RECORDS:
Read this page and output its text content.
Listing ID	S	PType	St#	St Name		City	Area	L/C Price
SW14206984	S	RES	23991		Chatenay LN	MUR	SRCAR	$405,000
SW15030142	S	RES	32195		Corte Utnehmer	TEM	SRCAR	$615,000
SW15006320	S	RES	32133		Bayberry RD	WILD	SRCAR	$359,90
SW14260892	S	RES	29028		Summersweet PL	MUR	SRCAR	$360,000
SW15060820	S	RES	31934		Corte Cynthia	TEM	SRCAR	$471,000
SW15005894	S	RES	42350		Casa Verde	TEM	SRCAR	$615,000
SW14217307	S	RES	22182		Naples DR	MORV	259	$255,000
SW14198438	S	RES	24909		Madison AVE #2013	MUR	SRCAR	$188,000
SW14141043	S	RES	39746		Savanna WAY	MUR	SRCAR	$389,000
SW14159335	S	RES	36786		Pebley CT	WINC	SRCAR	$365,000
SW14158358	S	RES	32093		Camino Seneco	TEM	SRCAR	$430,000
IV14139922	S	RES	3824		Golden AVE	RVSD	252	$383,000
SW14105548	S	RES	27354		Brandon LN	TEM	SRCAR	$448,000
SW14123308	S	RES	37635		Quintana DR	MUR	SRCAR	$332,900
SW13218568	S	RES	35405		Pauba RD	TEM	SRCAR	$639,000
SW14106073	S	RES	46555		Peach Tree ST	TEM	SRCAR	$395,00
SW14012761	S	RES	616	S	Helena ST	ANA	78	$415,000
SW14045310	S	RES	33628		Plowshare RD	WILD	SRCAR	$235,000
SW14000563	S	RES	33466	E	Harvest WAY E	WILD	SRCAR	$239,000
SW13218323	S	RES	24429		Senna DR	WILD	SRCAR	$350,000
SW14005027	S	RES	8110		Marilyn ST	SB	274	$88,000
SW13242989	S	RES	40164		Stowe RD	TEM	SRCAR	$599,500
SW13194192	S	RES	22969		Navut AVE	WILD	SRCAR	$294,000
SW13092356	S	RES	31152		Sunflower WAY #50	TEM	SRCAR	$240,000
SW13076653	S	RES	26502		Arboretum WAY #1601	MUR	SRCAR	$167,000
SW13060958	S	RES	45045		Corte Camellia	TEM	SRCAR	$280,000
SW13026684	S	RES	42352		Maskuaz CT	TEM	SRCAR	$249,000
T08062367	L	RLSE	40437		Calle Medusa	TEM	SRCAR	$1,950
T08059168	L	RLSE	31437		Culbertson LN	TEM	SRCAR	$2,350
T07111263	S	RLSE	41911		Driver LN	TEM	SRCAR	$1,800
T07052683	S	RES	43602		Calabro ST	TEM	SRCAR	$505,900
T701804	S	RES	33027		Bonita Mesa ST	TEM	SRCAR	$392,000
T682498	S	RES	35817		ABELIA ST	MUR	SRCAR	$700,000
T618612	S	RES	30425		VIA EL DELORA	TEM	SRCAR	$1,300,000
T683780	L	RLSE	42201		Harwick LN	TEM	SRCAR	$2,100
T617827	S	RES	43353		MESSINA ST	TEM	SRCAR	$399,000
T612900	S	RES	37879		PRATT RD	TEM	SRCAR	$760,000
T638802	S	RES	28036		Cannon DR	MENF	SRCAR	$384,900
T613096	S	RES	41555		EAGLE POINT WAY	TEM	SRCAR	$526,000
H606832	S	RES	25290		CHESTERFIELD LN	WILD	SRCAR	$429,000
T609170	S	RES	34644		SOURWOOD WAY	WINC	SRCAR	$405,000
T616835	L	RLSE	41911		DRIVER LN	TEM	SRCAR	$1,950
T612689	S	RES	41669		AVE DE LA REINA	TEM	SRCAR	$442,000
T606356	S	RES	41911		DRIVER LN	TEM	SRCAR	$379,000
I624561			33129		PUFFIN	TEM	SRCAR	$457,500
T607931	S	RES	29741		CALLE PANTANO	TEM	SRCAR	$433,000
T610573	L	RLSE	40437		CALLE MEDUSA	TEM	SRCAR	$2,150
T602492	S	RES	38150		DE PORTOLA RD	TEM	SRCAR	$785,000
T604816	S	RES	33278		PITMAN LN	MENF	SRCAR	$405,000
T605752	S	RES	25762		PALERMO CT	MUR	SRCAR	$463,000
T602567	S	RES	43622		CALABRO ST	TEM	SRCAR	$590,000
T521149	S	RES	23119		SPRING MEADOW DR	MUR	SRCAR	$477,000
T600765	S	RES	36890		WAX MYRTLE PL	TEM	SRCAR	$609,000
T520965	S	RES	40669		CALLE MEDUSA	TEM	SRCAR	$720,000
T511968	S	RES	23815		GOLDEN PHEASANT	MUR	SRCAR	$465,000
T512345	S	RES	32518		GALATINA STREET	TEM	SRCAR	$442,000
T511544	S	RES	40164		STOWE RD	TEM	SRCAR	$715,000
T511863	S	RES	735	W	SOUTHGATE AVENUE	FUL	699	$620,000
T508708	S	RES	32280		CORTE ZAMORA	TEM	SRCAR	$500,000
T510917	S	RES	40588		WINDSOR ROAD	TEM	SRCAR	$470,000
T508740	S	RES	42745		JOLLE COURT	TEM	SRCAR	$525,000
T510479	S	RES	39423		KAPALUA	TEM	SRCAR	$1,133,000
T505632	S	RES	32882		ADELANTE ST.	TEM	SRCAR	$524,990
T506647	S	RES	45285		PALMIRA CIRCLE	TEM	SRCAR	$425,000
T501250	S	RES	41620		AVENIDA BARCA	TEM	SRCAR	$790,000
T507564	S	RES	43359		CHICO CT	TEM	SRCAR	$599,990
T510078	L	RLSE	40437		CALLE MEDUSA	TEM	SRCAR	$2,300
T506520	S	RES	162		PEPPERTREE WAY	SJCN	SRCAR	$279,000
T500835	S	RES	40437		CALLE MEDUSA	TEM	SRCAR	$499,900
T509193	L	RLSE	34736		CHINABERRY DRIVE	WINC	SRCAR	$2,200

WHAT THE TASK REQUIRES: Which lines hold the string "MENF"? List them all.

RESPONSE TO THIS EXERCISE:
T638802	S	RES	28036		Cannon DR	MENF	SRCAR	$384,900
T604816	S	RES	33278		PITMAN LN	MENF	SRCAR	$405,000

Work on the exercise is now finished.